• **Exercise goal**: Single out the lines that include the word "JSON". Copy them.

─── Data listing

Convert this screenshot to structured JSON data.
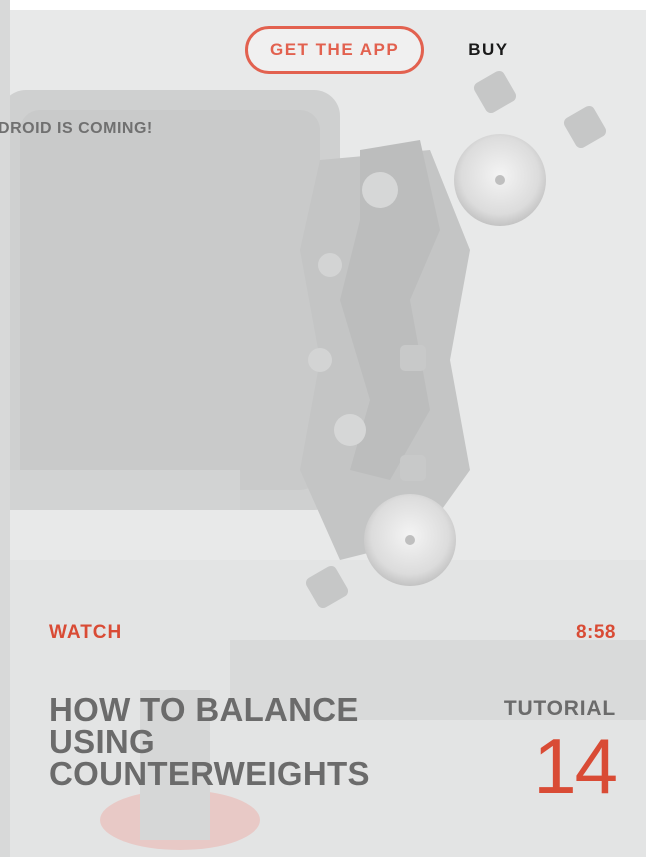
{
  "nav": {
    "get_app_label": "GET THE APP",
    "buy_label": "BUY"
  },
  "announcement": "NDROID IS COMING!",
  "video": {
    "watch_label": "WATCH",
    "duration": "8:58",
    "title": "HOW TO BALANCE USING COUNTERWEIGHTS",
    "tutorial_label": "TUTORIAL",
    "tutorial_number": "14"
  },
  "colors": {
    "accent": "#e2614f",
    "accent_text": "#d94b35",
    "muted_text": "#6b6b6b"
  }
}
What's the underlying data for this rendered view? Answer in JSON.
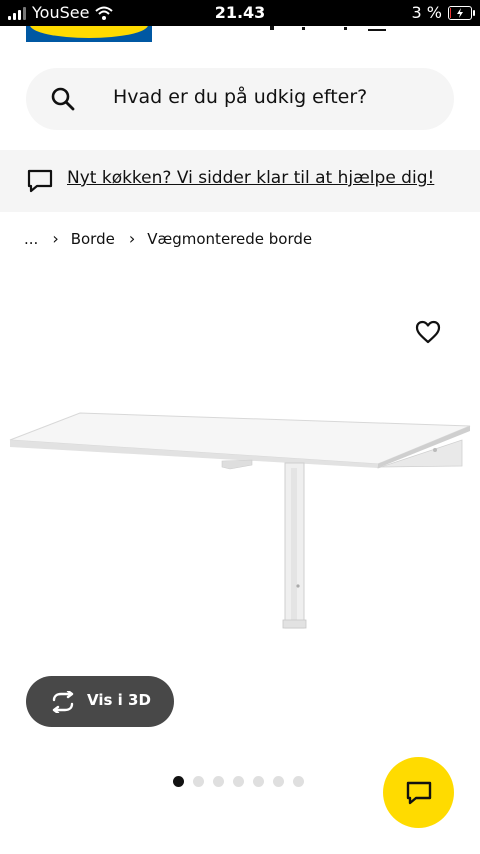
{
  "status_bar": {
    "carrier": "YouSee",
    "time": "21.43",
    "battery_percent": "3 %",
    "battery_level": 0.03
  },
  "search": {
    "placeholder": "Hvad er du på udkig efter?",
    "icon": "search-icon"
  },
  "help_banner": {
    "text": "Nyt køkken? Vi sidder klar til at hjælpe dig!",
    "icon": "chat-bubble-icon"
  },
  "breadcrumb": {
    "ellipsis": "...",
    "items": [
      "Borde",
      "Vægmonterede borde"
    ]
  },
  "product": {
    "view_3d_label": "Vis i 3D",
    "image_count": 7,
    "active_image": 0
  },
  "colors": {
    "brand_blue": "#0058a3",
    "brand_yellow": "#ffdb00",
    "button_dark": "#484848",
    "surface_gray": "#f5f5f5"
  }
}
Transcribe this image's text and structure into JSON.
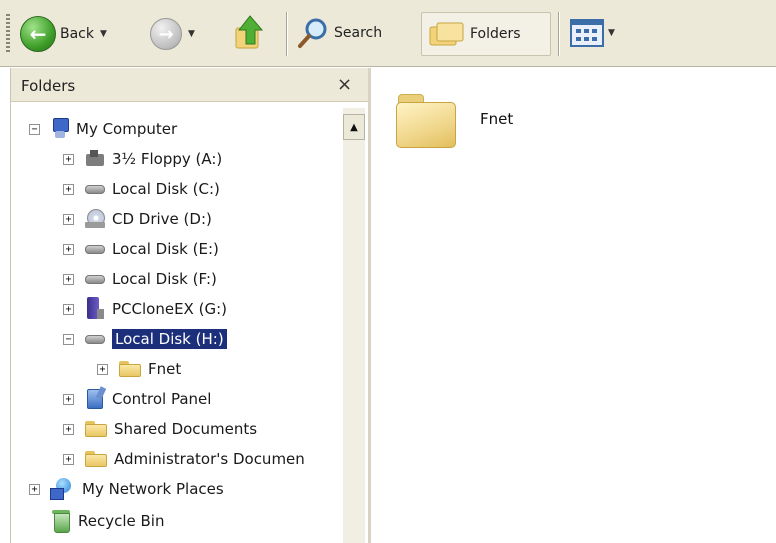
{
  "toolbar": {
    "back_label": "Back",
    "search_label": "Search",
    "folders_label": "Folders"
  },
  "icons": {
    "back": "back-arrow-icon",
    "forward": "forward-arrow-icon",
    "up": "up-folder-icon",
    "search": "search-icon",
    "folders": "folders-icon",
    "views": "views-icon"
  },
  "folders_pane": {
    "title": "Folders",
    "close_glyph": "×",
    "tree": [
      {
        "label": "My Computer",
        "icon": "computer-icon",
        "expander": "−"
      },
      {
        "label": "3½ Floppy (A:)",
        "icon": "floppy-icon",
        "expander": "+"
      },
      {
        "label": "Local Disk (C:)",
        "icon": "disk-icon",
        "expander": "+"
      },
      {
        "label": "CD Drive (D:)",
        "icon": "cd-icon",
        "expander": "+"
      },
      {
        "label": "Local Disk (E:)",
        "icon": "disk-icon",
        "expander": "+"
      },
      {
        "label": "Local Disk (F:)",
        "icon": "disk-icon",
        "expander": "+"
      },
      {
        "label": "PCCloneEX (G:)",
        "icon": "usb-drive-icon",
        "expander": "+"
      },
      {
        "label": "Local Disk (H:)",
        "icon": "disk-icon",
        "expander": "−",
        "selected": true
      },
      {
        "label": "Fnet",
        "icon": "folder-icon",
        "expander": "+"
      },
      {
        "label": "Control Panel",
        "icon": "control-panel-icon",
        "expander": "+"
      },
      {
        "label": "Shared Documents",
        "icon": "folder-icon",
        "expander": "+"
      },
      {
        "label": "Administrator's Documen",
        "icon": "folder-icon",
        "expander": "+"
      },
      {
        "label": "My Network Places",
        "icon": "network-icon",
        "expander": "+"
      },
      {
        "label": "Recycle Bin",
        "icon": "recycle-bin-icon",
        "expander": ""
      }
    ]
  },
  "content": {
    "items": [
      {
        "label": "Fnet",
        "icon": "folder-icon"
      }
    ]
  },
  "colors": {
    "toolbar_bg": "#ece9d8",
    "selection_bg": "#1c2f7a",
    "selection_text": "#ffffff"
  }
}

──────

• **Solution to this task**:
Convert this screenshot to structured JSON data.
What's the underlying data for this rendered view? Answer in JSON.
Transcribe this image's text and structure into JSON.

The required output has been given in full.